[START OF SELECTED EXCERPT]

Hmmmmmm, there is a huge surprise!
|
 |
 Bloody Swedes, trying to nick "Nessie!"
|
 |
 They've had their's for years though mate! It is one of about sixteen rather more famous lake monsters from around the world in fact! Nessie was though arguably the first to make it into the world's popular press headlines, early on last century. http://en.wikipedia.org/wiki/List_of_reported_lake_monsters
|
| Edited: 30/08/08 11:42 |
 Well reading your links Trev, the first reported sighting of thiers was in 1635, and Nessie some 1000 years earlier! Anyway, how dare you cast aspersions on the validity of the claims of our Celtic cousins in favour of of some bloody Vikings!
|
 |
 Nessie - first spotted in the year AD565!
|
 |
 That's what I read too Paddy!
|
 |
 I read it in a book written by me, so it must be true!
|
 |
 I read it in a book written by me, so it must be true! Eyewitness account Paddy? 
|
 |
 In that case, I can tell you with some conviction that it wasn't Nessie, it was a pair of TV licensng bods in a pantomime "Nessie" costume getting evidence on Paddy!
|
 |
 LOL Tony!!
|
 |
 It's made of fibreglass and lives in a visitor centre!
|
 |
 Well reading your links Trev, the first reported sighting of thiers was in 1635, and Nessie some 1000 years earlier! - Wrote Tony. Nessie though was the first to appear as a featured 'lake monster' regularly in the poular press though mate. It got to be a popular reader story from the early nineteen-twenties in Britain. If you look at Lake monsters elsewhere though, then the indigenous tribes of the areas of Canada and North America where there are resident creatures even have their own local tribal indian names from long ago back in antiquity for the monsters there - all passed on over the centuries in spoken tradition along with the history of the tribe.
|
| Edited: 30/08/08 17:44 |
 For goodness sake Trev, lighten up and join the banter! Try as you might, You CANNOT beat Paddy in the antiquity stakes!

[END OF SELECTED EXCERPT]
[START OF INFORMATION SHOWN]

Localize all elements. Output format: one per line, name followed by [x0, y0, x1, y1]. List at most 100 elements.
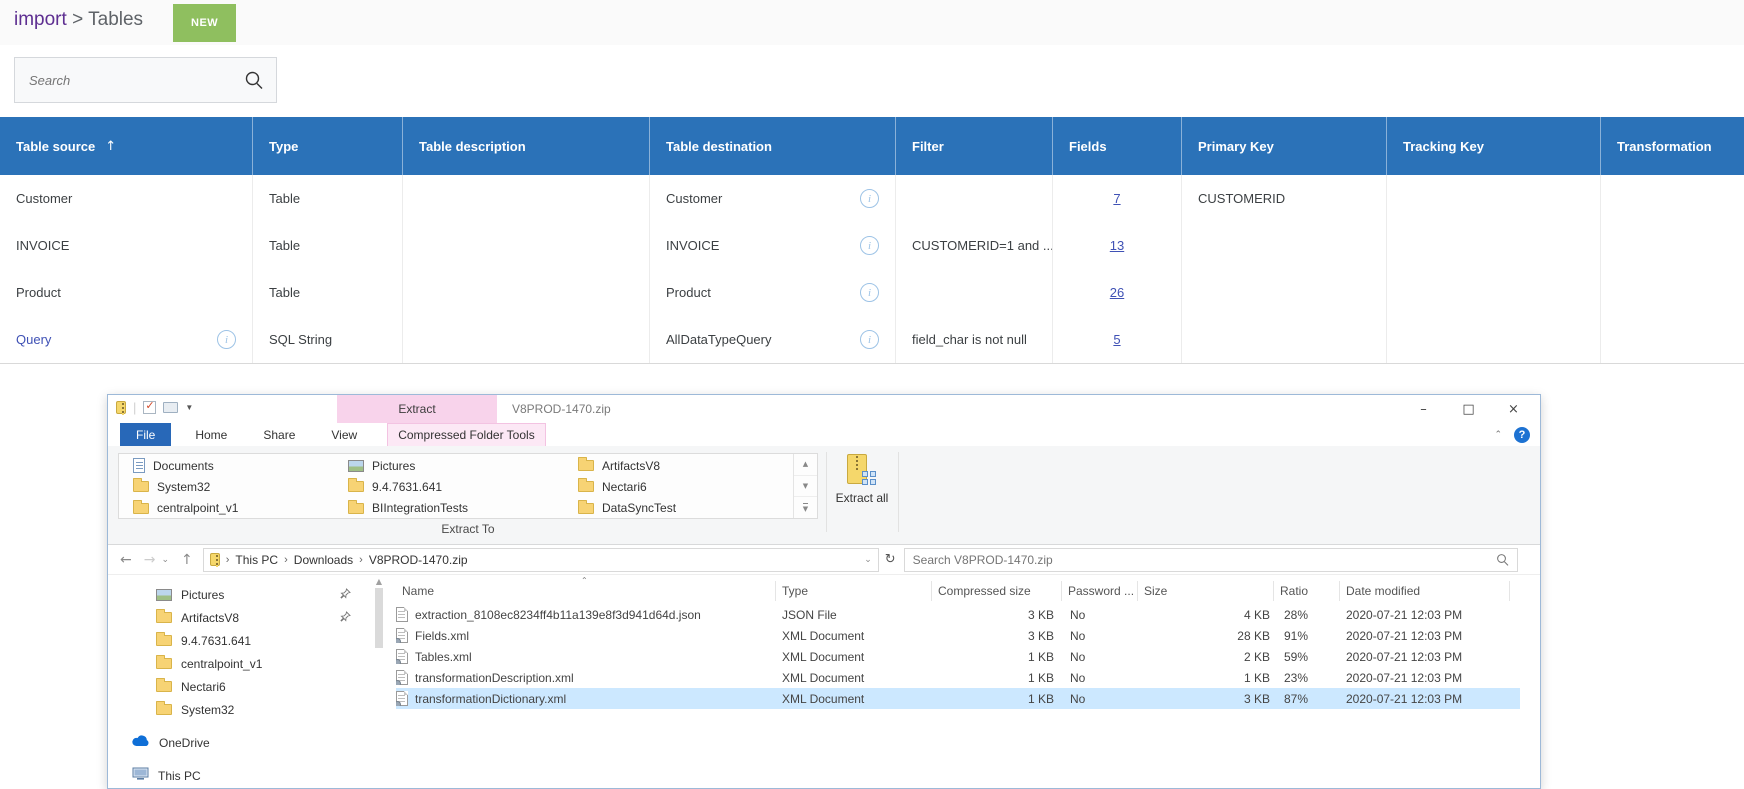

[END OF INFORMATION SHOWN]

**INSTRUCTIONS TO FOLLOW:** Resume the forum thread about Nessie and other lake monsters, writing the posts that follow its last one.

**THE ANSWER:**
|
| Edited: 30/08/08 19:22 |
 It was St Columba himself who encountered Nessie in AD565, a holy man of God! Actually... the only reason he was in Scotland was because he'd been responsible for the deaths of 5000 Irish monks, so he had blood on his hands, and he'd been exiled for Ireland and forced to convert 5000 'heathen' to replace the slaughtered monks. Still... seeing Nessie must have been a welcome break from the task in hand!
|
 |
 Doesn't the story go that he actualy saved a local "Pictish" person from the "beast?"
|
| Edited: 30/08/08 20:54 |
 Yeah... but only after the good saint had made him swim across Loch Ness to get a boat. He might as well have just drowned him!
|
 |
 Or the lazy bar steward could have walked around. (If it was possible in them days - was it Paddy, if anyone would know................?  )
|
 |
 Fraid I don't know whether there was a shoreline path, but I guess it would nearly always be easier to get a boat across rather than walk round. Just damned inconvenient when the boat you want to use is on the other side! Incidentally, St Columba's terms of banishment from Ireland were that he could "never set foot on Irish soil" again. Cheeky so-an-so is reputed to have gone back to Ireland with his shoes full of Scottish soil!